INFORMATION SHOWN.

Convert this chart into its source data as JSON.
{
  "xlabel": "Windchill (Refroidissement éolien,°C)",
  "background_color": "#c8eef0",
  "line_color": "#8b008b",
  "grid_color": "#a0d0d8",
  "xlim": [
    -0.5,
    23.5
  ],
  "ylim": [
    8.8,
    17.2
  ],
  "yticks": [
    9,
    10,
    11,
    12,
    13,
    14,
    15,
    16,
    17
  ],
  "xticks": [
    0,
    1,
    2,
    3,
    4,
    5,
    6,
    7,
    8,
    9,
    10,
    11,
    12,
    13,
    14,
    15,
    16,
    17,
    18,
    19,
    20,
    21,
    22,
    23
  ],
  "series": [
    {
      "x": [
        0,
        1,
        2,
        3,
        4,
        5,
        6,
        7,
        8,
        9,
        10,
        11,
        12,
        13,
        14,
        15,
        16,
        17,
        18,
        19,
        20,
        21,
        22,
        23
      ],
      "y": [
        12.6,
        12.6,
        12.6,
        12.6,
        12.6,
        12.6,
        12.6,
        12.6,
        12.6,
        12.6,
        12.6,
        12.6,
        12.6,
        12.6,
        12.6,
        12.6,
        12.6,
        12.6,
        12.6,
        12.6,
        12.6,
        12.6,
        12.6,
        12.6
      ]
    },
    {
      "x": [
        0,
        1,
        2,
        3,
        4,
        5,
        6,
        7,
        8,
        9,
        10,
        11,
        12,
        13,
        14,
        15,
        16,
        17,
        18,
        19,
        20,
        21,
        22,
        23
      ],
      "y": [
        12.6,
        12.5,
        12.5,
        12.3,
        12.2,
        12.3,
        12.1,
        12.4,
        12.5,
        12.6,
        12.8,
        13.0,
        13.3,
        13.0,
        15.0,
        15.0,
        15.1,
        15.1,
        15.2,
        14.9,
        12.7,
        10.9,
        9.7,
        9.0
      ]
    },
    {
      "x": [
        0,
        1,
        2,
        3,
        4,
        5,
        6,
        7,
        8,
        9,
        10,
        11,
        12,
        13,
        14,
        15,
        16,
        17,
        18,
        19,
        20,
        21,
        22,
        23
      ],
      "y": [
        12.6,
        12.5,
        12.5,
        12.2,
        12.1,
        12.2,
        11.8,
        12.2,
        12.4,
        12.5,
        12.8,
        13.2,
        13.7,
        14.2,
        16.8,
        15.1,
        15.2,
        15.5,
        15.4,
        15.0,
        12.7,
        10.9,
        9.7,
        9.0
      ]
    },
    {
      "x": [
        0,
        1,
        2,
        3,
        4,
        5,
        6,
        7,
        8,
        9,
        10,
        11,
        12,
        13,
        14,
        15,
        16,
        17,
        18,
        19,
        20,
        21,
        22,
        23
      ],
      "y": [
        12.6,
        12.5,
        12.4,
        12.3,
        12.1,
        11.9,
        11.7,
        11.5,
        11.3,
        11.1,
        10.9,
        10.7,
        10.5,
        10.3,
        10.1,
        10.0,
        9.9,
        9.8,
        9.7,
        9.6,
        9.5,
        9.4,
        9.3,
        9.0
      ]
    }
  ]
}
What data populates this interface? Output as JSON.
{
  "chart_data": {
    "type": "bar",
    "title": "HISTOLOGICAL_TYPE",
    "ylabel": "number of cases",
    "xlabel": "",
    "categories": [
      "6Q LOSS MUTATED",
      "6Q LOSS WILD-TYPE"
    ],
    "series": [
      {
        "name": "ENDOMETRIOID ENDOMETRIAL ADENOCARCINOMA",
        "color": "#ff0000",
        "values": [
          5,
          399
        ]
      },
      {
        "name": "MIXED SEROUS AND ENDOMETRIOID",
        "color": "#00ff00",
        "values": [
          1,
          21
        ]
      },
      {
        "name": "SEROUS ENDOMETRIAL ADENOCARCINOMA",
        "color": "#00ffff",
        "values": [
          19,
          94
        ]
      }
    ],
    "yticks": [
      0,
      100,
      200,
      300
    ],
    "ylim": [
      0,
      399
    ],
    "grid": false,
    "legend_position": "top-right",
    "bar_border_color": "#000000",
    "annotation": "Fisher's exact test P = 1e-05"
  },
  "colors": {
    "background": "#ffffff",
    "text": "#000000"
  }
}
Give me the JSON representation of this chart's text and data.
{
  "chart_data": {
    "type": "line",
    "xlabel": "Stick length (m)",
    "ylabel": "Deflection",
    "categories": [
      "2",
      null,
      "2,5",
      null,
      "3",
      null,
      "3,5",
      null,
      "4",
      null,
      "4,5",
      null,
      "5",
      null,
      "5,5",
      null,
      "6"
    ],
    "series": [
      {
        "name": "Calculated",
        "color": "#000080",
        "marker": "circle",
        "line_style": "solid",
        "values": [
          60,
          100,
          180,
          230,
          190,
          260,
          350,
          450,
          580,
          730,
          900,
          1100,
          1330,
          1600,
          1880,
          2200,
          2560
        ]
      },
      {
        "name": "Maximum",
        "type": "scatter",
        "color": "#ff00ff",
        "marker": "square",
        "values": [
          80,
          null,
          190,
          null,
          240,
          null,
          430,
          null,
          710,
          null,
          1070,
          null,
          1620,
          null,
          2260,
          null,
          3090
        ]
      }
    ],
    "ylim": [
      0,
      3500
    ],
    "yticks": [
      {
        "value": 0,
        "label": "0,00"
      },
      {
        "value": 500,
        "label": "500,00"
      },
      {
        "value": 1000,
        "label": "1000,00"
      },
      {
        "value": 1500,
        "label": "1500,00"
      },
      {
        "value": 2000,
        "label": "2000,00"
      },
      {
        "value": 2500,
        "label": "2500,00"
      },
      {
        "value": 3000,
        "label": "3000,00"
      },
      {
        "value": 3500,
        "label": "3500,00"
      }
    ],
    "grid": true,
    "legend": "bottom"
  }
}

SHORT TASK.
Output the data above exactly, please, line for line.

WORKED SOLUTION.
Convert this chart into its source data as JSON.
{
  "xlabel": "Windchill (Refroidissement éolien,°C)",
  "background_color": "#c8eef0",
  "line_color": "#8b008b",
  "grid_color": "#a0d0d8",
  "xlim": [
    -0.5,
    23.5
  ],
  "ylim": [
    8.8,
    17.2
  ],
  "yticks": [
    9,
    10,
    11,
    12,
    13,
    14,
    15,
    16,
    17
  ],
  "xticks": [
    0,
    1,
    2,
    3,
    4,
    5,
    6,
    7,
    8,
    9,
    10,
    11,
    12,
    13,
    14,
    15,
    16,
    17,
    18,
    19,
    20,
    21,
    22,
    23
  ],
  "series": [
    {
      "x": [
        0,
        1,
        2,
        3,
        4,
        5,
        6,
        7,
        8,
        9,
        10,
        11,
        12,
        13,
        14,
        15,
        16,
        17,
        18,
        19,
        20,
        21,
        22,
        23
      ],
      "y": [
        12.6,
        12.6,
        12.6,
        12.6,
        12.6,
        12.6,
        12.6,
        12.6,
        12.6,
        12.6,
        12.6,
        12.6,
        12.6,
        12.6,
        12.6,
        12.6,
        12.6,
        12.6,
        12.6,
        12.6,
        12.6,
        12.6,
        12.6,
        12.6
      ]
    },
    {
      "x": [
        0,
        1,
        2,
        3,
        4,
        5,
        6,
        7,
        8,
        9,
        10,
        11,
        12,
        13,
        14,
        15,
        16,
        17,
        18,
        19,
        20,
        21,
        22,
        23
      ],
      "y": [
        12.6,
        12.5,
        12.5,
        12.3,
        12.2,
        12.3,
        12.1,
        12.4,
        12.5,
        12.6,
        12.8,
        13.0,
        13.3,
        13.0,
        15.0,
        15.0,
        15.1,
        15.1,
        15.2,
        14.9,
        12.7,
        10.9,
        9.7,
        9.0
      ]
    },
    {
      "x": [
        0,
        1,
        2,
        3,
        4,
        5,
        6,
        7,
        8,
        9,
        10,
        11,
        12,
        13,
        14,
        15,
        16,
        17,
        18,
        19,
        20,
        21,
        22,
        23
      ],
      "y": [
        12.6,
        12.5,
        12.5,
        12.2,
        12.1,
        12.2,
        11.8,
        12.2,
        12.4,
        12.5,
        12.8,
        13.2,
        13.7,
        14.2,
        16.8,
        15.1,
        15.2,
        15.5,
        15.4,
        15.0,
        12.7,
        10.9,
        9.7,
        9.0
      ]
    },
    {
      "x": [
        0,
        1,
        2,
        3,
        4,
        5,
        6,
        7,
        8,
        9,
        10,
        11,
        12,
        13,
        14,
        15,
        16,
        17,
        18,
        19,
        20,
        21,
        22,
        23
      ],
      "y": [
        12.6,
        12.5,
        12.4,
        12.3,
        12.1,
        11.9,
        11.7,
        11.5,
        11.3,
        11.1,
        10.9,
        10.7,
        10.5,
        10.3,
        10.1,
        10.0,
        9.9,
        9.8,
        9.7,
        9.6,
        9.5,
        9.4,
        9.3,
        9.0
      ]
    }
  ]
}
What data populates this interface? Output as JSON.
{
  "chart_data": {
    "type": "bar",
    "title": "HISTOLOGICAL_TYPE",
    "ylabel": "number of cases",
    "xlabel": "",
    "categories": [
      "6Q LOSS MUTATED",
      "6Q LOSS WILD-TYPE"
    ],
    "series": [
      {
        "name": "ENDOMETRIOID ENDOMETRIAL ADENOCARCINOMA",
        "color": "#ff0000",
        "values": [
          5,
          399
        ]
      },
      {
        "name": "MIXED SEROUS AND ENDOMETRIOID",
        "color": "#00ff00",
        "values": [
          1,
          21
        ]
      },
      {
        "name": "SEROUS ENDOMETRIAL ADENOCARCINOMA",
        "color": "#00ffff",
        "values": [
          19,
          94
        ]
      }
    ],
    "yticks": [
      0,
      100,
      200,
      300
    ],
    "ylim": [
      0,
      399
    ],
    "grid": false,
    "legend_position": "top-right",
    "bar_border_color": "#000000",
    "annotation": "Fisher's exact test P = 1e-05"
  },
  "colors": {
    "background": "#ffffff",
    "text": "#000000"
  }
}
Give me the JSON representation of this chart's text and data.
{
  "chart_data": {
    "type": "line",
    "xlabel": "Stick length (m)",
    "ylabel": "Deflection",
    "categories": [
      "2",
      null,
      "2,5",
      null,
      "3",
      null,
      "3,5",
      null,
      "4",
      null,
      "4,5",
      null,
      "5",
      null,
      "5,5",
      null,
      "6"
    ],
    "series": [
      {
        "name": "Calculated",
        "color": "#000080",
        "marker": "circle",
        "line_style": "solid",
        "values": [
          60,
          100,
          180,
          230,
          190,
          260,
          350,
          450,
          580,
          730,
          900,
          1100,
          1330,
          1600,
          1880,
          2200,
          2560
        ]
      },
      {
        "name": "Maximum",
        "type": "scatter",
        "color": "#ff00ff",
        "marker": "square",
        "values": [
          80,
          null,
          190,
          null,
          240,
          null,
          430,
          null,
          710,
          null,
          1070,
          null,
          1620,
          null,
          2260,
          null,
          3090
        ]
      }
    ],
    "ylim": [
      0,
      3500
    ],
    "yticks": [
      {
        "value": 0,
        "label": "0,00"
      },
      {
        "value": 500,
        "label": "500,00"
      },
      {
        "value": 1000,
        "label": "1000,00"
      },
      {
        "value": 1500,
        "label": "1500,00"
      },
      {
        "value": 2000,
        "label": "2000,00"
      },
      {
        "value": 2500,
        "label": "2500,00"
      },
      {
        "value": 3000,
        "label": "3000,00"
      },
      {
        "value": 3500,
        "label": "3500,00"
      }
    ],
    "grid": true,
    "legend": "bottom"
  }
}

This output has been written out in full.